(Task directions)
Reproduce each record below exactly as written.

(Dataset entries)
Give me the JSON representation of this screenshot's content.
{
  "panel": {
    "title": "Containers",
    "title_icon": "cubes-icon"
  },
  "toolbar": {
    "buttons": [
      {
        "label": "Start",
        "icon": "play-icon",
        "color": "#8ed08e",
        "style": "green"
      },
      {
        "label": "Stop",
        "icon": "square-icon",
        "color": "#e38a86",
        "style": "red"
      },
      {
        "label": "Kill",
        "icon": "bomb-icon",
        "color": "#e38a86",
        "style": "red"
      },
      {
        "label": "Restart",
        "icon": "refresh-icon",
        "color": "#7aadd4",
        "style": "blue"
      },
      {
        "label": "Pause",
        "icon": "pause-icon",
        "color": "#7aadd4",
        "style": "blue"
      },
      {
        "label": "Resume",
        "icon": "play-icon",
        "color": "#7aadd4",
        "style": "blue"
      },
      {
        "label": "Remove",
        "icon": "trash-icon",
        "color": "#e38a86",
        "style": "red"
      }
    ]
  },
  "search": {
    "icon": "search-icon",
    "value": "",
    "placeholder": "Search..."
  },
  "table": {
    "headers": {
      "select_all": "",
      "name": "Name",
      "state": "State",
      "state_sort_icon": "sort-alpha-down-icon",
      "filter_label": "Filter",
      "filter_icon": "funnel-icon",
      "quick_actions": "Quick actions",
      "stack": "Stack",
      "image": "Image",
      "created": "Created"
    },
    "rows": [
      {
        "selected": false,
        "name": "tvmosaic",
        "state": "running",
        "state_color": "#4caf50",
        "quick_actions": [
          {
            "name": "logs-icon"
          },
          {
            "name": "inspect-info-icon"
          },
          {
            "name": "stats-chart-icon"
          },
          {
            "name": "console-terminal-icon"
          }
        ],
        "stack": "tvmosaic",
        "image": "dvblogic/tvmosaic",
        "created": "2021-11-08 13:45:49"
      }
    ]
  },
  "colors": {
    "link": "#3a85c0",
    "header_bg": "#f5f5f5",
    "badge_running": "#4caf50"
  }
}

(Exercise result)
Give me the JSON representation of this screenshot's content.
{
  "panel": {
    "title": "Containers",
    "title_icon": "cubes-icon"
  },
  "toolbar": {
    "buttons": [
      {
        "label": "Start",
        "icon": "play-icon",
        "color": "#8ed08e",
        "style": "green"
      },
      {
        "label": "Stop",
        "icon": "square-icon",
        "color": "#e38a86",
        "style": "red"
      },
      {
        "label": "Kill",
        "icon": "bomb-icon",
        "color": "#e38a86",
        "style": "red"
      },
      {
        "label": "Restart",
        "icon": "refresh-icon",
        "color": "#7aadd4",
        "style": "blue"
      },
      {
        "label": "Pause",
        "icon": "pause-icon",
        "color": "#7aadd4",
        "style": "blue"
      },
      {
        "label": "Resume",
        "icon": "play-icon",
        "color": "#7aadd4",
        "style": "blue"
      },
      {
        "label": "Remove",
        "icon": "trash-icon",
        "color": "#e38a86",
        "style": "red"
      }
    ]
  },
  "search": {
    "icon": "search-icon",
    "value": "",
    "placeholder": "Search..."
  },
  "table": {
    "headers": {
      "select_all": "",
      "name": "Name",
      "state": "State",
      "state_sort_icon": "sort-alpha-down-icon",
      "filter_label": "Filter",
      "filter_icon": "funnel-icon",
      "quick_actions": "Quick actions",
      "stack": "Stack",
      "image": "Image",
      "created": "Created"
    },
    "rows": [
      {
        "selected": false,
        "name": "tvmosaic",
        "state": "running",
        "state_color": "#4caf50",
        "quick_actions": [
          {
            "name": "logs-icon"
          },
          {
            "name": "inspect-info-icon"
          },
          {
            "name": "stats-chart-icon"
          },
          {
            "name": "console-terminal-icon"
          }
        ],
        "stack": "tvmosaic",
        "image": "dvblogic/tvmosaic",
        "created": "2021-11-08 13:45:49"
      }
    ]
  },
  "colors": {
    "link": "#3a85c0",
    "header_bg": "#f5f5f5",
    "badge_running": "#4caf50"
  }
}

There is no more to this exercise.